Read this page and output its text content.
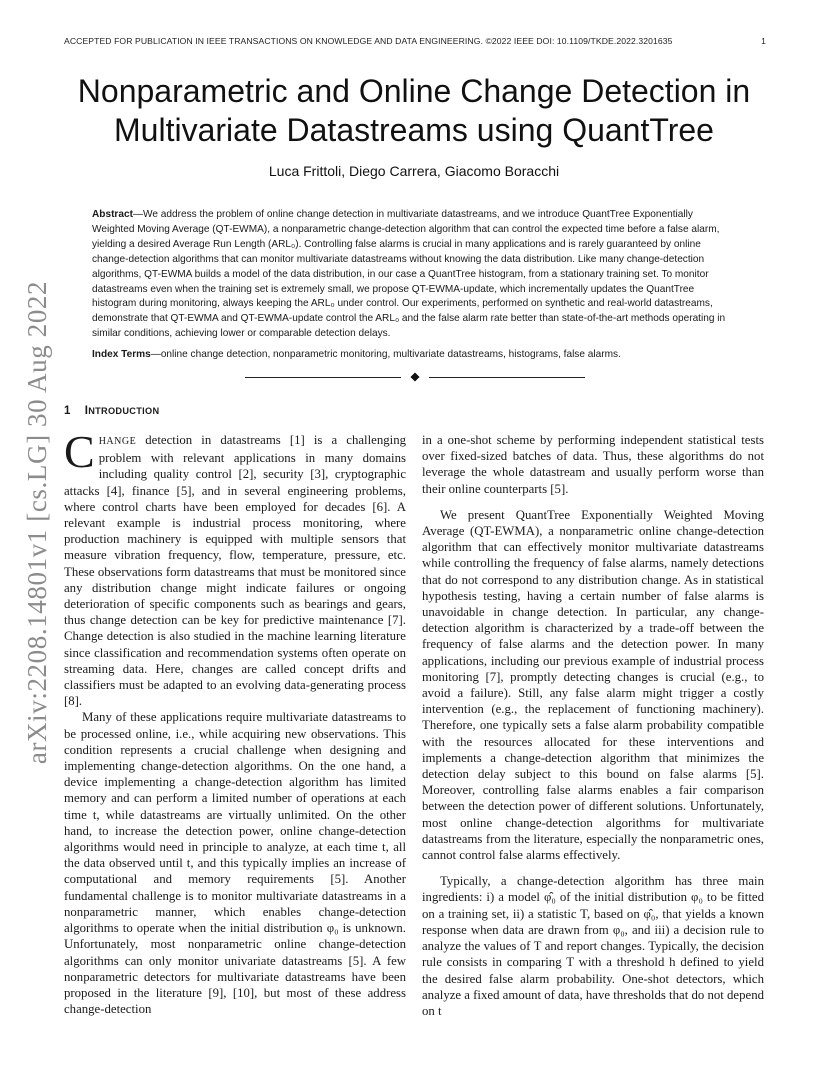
ACCEPTED FOR PUBLICATION IN IEEE TRANSACTIONS ON KNOWLEDGE AND DATA ENGINEERING. ©2022 IEEE DOI: 10.1109/TKDE.2022.3201635	1
arXiv:2208.14801v1 [cs.LG] 30 Aug 2022
Nonparametric and Online Change Detection in
Multivariate Datastreams using QuantTree
Luca Frittoli, Diego Carrera, Giacomo Boracchi

Abstract—We address the problem of online change detection in multivariate datastreams, and we introduce QuantTree Exponentially Weighted Moving Average (QT-EWMA), a nonparametric change-detection algorithm that can control the expected time before a false alarm, yielding a desired Average Run Length (ARL₀). Controlling false alarms is crucial in many applications and is rarely guaranteed by online change-detection algorithms that can monitor multivariate datastreams without knowing the data distribution. Like many change-detection algorithms, QT-EWMA builds a model of the data distribution, in our case a QuantTree histogram, from a stationary training set. To monitor datastreams even when the training set is extremely small, we propose QT-EWMA-update, which incrementally updates the QuantTree histogram during monitoring, always keeping the ARL₀ under control. Our experiments, performed on synthetic and real-world datastreams, demonstrate that QT-EWMA and QT-EWMA-update control the ARL₀ and the false alarm rate better than state-of-the-art methods operating in similar conditions, achieving lower or comparable detection delays.

Index Terms—online change detection, nonparametric monitoring, multivariate datastreams, histograms, false alarms.

1 INTRODUCTION

CHANGE detection in datastreams [1] is a challenging problem with relevant applications in many domains including quality control [2], security [3], cryptographic attacks [4], finance [5], and in several engineering problems, where control charts have been employed for decades [6]. A relevant example is industrial process monitoring, where production machinery is equipped with multiple sensors that measure vibration frequency, flow, temperature, pressure, etc. These observations form datastreams that must be monitored since any distribution change might indicate failures or ongoing deterioration of specific components such as bearings and gears, thus change detection can be key for predictive maintenance [7]. Change detection is also studied in the machine learning literature since classification and recommendation systems often operate on streaming data. Here, changes are called concept drifts and classifiers must be adapted to an evolving data-generating process [8].

Many of these applications require multivariate datastreams to be processed online, i.e., while acquiring new observations. This condition represents a crucial challenge when designing and implementing change-detection algorithms. On the one hand, a device implementing a change-detection algorithm has limited memory and can perform a limited number of operations at each time t, while datastreams are virtually unlimited. On the other hand, to increase the detection power, online change-detection algorithms would need in principle to analyze, at each time t, all the data observed until t, and this typically implies an increase of computational and memory requirements [5]. Another fundamental challenge is to monitor multivariate datastreams in a nonparametric manner, which enables change-detection algorithms to operate when the initial distribution φ₀ is unknown. Unfortunately, most nonparametric online change-detection algorithms can only monitor univariate datastreams [5]. A few nonparametric detectors for multivariate datastreams have been proposed in the literature [9], [10], but most of these address change-detection

in a one-shot scheme by performing independent statistical tests over fixed-sized batches of data. Thus, these algorithms do not leverage the whole datastream and usually perform worse than their online counterparts [5].

We present QuantTree Exponentially Weighted Moving Average (QT-EWMA), a nonparametric online change-detection algorithm that can effectively monitor multivariate datastreams while controlling the frequency of false alarms, namely detections that do not correspond to any distribution change. As in statistical hypothesis testing, having a certain number of false alarms is unavoidable in change detection. In particular, any change-detection algorithm is characterized by a trade-off between the frequency of false alarms and the detection power. In many applications, including our previous example of industrial process monitoring [7], promptly detecting changes is crucial (e.g., to avoid a failure). Still, any false alarm might trigger a costly intervention (e.g., the replacement of functioning machinery). Therefore, one typically sets a false alarm probability compatible with the resources allocated for these interventions and implements a change-detection algorithm that minimizes the detection delay subject to this bound on false alarms [5]. Moreover, controlling false alarms enables a fair comparison between the detection power of different solutions. Unfortunately, most online change-detection algorithms for multivariate datastreams from the literature, especially the nonparametric ones, cannot control false alarms effectively.

Typically, a change-detection algorithm has three main ingredients: i) a model φ̂₀ of the initial distribution φ₀ to be fitted on a training set, ii) a statistic T, based on φ̂₀, that yields a known response when data are drawn from φ₀, and iii) a decision rule to analyze the values of T and report changes. Typically, the decision rule consists in comparing T with a threshold h defined to yield the desired false alarm probability. One-shot detectors, which analyze a fixed amount of data, have thresholds that do not depend on t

──────────

> [Problem to work on]
Find the lines containing "than" and pull them out.

> [Answer to the task]
Abstract—We address the problem of online change detection in multivariate datastreams, and we introduce QuantTree Exponentially Weighted Moving Average (QT-EWMA), a nonparametric change-detection algorithm that can control the expected time before a false alarm, yielding a desired Average Run Length (ARL₀). Controlling false alarms is crucial in many applications and is rarely guaranteed by online change-detection algorithms that can monitor multivariate datastreams without knowing the data distribution. Like many change-detection algorithms, QT-EWMA builds a model of the data distribution, in our case a QuantTree histogram, from a stationary training set. To monitor datastreams even when the training set is extremely small, we propose QT-EWMA-update, which incrementally updates the QuantTree histogram during monitoring, always keeping the ARL₀ under control. Our experiments, performed on synthetic and real-world datastreams, demonstrate that QT-EWMA and QT-EWMA-update control the ARL₀ and the false alarm rate better than state-of-the-art methods operating in similar conditions, achieving lower or comparable detection delays.
in a one-shot scheme by performing independent statistical tests over fixed-sized batches of data. Thus, these algorithms do not leverage the whole datastream and usually perform worse than their online counterparts [5].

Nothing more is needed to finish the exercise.